> _Aim of the task_:
Transcribe the entries below exactly.

> _Records supplied_:
--------------------------------------------------

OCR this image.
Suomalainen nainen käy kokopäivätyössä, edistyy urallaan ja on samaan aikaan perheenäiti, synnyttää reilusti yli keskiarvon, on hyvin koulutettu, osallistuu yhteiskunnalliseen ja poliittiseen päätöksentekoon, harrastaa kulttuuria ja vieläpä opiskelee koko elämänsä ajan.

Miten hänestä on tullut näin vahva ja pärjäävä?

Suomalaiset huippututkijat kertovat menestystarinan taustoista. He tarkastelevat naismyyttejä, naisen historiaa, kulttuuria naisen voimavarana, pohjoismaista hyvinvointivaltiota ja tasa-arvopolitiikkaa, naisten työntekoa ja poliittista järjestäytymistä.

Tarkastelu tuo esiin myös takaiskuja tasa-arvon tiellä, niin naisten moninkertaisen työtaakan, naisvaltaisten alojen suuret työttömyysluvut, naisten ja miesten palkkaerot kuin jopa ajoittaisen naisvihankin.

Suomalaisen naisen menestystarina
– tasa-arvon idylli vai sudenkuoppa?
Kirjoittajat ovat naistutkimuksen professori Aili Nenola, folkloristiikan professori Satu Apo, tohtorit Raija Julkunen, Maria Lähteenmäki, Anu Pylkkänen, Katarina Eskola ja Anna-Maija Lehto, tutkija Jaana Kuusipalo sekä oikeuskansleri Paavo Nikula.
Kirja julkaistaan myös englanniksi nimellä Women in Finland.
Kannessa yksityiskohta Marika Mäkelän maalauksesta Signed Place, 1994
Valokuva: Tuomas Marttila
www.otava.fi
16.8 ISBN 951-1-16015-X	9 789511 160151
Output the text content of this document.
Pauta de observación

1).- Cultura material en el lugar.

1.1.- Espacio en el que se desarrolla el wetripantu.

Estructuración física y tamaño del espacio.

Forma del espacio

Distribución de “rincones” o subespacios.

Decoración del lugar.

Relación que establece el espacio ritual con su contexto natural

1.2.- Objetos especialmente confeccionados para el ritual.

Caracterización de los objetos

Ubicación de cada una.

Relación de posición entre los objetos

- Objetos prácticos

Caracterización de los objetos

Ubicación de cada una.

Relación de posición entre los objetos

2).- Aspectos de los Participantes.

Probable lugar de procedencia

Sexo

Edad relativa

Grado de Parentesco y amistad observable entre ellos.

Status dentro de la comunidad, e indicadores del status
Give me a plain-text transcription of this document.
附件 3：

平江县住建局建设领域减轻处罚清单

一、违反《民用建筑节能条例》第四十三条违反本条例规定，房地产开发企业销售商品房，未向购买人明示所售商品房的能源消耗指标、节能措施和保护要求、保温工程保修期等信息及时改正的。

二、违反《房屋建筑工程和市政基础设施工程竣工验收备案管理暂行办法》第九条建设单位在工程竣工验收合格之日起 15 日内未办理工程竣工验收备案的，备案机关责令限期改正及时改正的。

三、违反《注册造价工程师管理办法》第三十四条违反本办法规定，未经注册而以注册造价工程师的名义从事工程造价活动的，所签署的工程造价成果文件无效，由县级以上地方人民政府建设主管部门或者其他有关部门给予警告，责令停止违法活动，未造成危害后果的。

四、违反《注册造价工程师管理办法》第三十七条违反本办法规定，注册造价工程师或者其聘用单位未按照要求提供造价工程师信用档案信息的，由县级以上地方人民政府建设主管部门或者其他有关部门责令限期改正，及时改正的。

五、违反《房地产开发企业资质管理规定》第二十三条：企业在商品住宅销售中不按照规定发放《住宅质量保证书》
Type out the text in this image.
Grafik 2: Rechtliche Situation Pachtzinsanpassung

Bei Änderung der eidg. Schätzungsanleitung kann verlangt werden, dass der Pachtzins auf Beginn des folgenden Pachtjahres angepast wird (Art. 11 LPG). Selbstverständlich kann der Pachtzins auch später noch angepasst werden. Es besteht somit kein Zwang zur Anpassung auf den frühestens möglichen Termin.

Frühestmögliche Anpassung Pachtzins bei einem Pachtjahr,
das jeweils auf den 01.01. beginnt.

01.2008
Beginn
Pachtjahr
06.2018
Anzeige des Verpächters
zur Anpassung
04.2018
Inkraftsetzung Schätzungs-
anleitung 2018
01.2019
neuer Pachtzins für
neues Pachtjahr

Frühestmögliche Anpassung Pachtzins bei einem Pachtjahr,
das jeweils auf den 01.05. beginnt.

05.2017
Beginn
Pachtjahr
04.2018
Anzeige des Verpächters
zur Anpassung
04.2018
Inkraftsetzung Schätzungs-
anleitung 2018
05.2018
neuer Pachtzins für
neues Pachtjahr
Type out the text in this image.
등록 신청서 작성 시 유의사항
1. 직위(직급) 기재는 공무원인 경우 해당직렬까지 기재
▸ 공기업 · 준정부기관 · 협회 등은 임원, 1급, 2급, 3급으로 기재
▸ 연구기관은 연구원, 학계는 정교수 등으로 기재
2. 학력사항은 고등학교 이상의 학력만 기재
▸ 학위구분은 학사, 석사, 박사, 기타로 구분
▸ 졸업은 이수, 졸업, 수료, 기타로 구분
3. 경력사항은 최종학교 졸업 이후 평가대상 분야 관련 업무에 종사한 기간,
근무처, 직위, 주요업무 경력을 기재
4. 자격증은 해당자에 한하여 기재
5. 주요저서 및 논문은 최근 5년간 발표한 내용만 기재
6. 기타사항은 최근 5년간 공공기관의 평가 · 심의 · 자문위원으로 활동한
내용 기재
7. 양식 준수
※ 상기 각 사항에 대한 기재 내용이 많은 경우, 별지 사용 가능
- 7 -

--------------------------------------------------

> _Reply_:
OCR this image.
Suomalainen nainen käy kokopäivätyössä, edistyy urallaan ja on samaan aikaan perheenäiti, synnyttää reilusti yli keskiarvon, on hyvin koulutettu, osallistuu yhteiskunnalliseen ja poliittiseen päätöksentekoon, harrastaa kulttuuria ja vieläpä opiskelee koko elämänsä ajan.

Miten hänestä on tullut näin vahva ja pärjäävä?

Suomalaiset huippututkijat kertovat menestystarinan taustoista. He tarkastelevat naismyyttejä, naisen historiaa, kulttuuria naisen voimavarana, pohjoismaista hyvinvointivaltiota ja tasa-arvopolitiikkaa, naisten työntekoa ja poliittista järjestäytymistä.

Tarkastelu tuo esiin myös takaiskuja tasa-arvon tiellä, niin naisten moninkertaisen työtaakan, naisvaltaisten alojen suuret työttömyysluvut, naisten ja miesten palkkaerot kuin jopa ajoittaisen naisvihankin.

Suomalaisen naisen menestystarina
– tasa-arvon idylli vai sudenkuoppa?
Kirjoittajat ovat naistutkimuksen professori Aili Nenola, folkloristiikan professori Satu Apo, tohtorit Raija Julkunen, Maria Lähteenmäki, Anu Pylkkänen, Katarina Eskola ja Anna-Maija Lehto, tutkija Jaana Kuusipalo sekä oikeuskansleri Paavo Nikula.
Kirja julkaistaan myös englanniksi nimellä Women in Finland.
Kannessa yksityiskohta Marika Mäkelän maalauksesta Signed Place, 1994
Valokuva: Tuomas Marttila
www.otava.fi
16.8 ISBN 951-1-16015-X	9 789511 160151
Output the text content of this document.
Pauta de observación

1).- Cultura material en el lugar.

1.1.- Espacio en el que se desarrolla el wetripantu.

Estructuración física y tamaño del espacio.

Forma del espacio

Distribución de “rincones” o subespacios.

Decoración del lugar.

Relación que establece el espacio ritual con su contexto natural

1.2.- Objetos especialmente confeccionados para el ritual.

Caracterización de los objetos

Ubicación de cada una.

Relación de posición entre los objetos

- Objetos prácticos

Caracterización de los objetos

Ubicación de cada una.

Relación de posición entre los objetos

2).- Aspectos de los Participantes.

Probable lugar de procedencia

Sexo

Edad relativa

Grado de Parentesco y amistad observable entre ellos.

Status dentro de la comunidad, e indicadores del status
Give me a plain-text transcription of this document.
附件 3：

平江县住建局建设领域减轻处罚清单

一、违反《民用建筑节能条例》第四十三条违反本条例规定，房地产开发企业销售商品房，未向购买人明示所售商品房的能源消耗指标、节能措施和保护要求、保温工程保修期等信息及时改正的。

二、违反《房屋建筑工程和市政基础设施工程竣工验收备案管理暂行办法》第九条建设单位在工程竣工验收合格之日起 15 日内未办理工程竣工验收备案的，备案机关责令限期改正及时改正的。

三、违反《注册造价工程师管理办法》第三十四条违反本办法规定，未经注册而以注册造价工程师的名义从事工程造价活动的，所签署的工程造价成果文件无效，由县级以上地方人民政府建设主管部门或者其他有关部门给予警告，责令停止违法活动，未造成危害后果的。

四、违反《注册造价工程师管理办法》第三十七条违反本办法规定，注册造价工程师或者其聘用单位未按照要求提供造价工程师信用档案信息的，由县级以上地方人民政府建设主管部门或者其他有关部门责令限期改正，及时改正的。

五、违反《房地产开发企业资质管理规定》第二十三条：企业在商品住宅销售中不按照规定发放《住宅质量保证书》
Type out the text in this image.
Grafik 2: Rechtliche Situation Pachtzinsanpassung

Bei Änderung der eidg. Schätzungsanleitung kann verlangt werden, dass der Pachtzins auf Beginn des folgenden Pachtjahres angepast wird (Art. 11 LPG). Selbstverständlich kann der Pachtzins auch später noch angepasst werden. Es besteht somit kein Zwang zur Anpassung auf den frühestens möglichen Termin.

Frühestmögliche Anpassung Pachtzins bei einem Pachtjahr,
das jeweils auf den 01.01. beginnt.

01.2008
Beginn
Pachtjahr
06.2018
Anzeige des Verpächters
zur Anpassung
04.2018
Inkraftsetzung Schätzungs-
anleitung 2018
01.2019
neuer Pachtzins für
neues Pachtjahr

Frühestmögliche Anpassung Pachtzins bei einem Pachtjahr,
das jeweils auf den 01.05. beginnt.

05.2017
Beginn
Pachtjahr
04.2018
Anzeige des Verpächters
zur Anpassung
04.2018
Inkraftsetzung Schätzungs-
anleitung 2018
05.2018
neuer Pachtzins für
neues Pachtjahr
Type out the text in this image.
등록 신청서 작성 시 유의사항
1. 직위(직급) 기재는 공무원인 경우 해당직렬까지 기재
▸ 공기업 · 준정부기관 · 협회 등은 임원, 1급, 2급, 3급으로 기재
▸ 연구기관은 연구원, 학계는 정교수 등으로 기재
2. 학력사항은 고등학교 이상의 학력만 기재
▸ 학위구분은 학사, 석사, 박사, 기타로 구분
▸ 졸업은 이수, 졸업, 수료, 기타로 구분
3. 경력사항은 최종학교 졸업 이후 평가대상 분야 관련 업무에 종사한 기간,
근무처, 직위, 주요업무 경력을 기재
4. 자격증은 해당자에 한하여 기재
5. 주요저서 및 논문은 최근 5년간 발표한 내용만 기재
6. 기타사항은 최근 5년간 공공기관의 평가 · 심의 · 자문위원으로 활동한
내용 기재
7. 양식 준수
※ 상기 각 사항에 대한 기재 내용이 많은 경우, 별지 사용 가능
- 7 -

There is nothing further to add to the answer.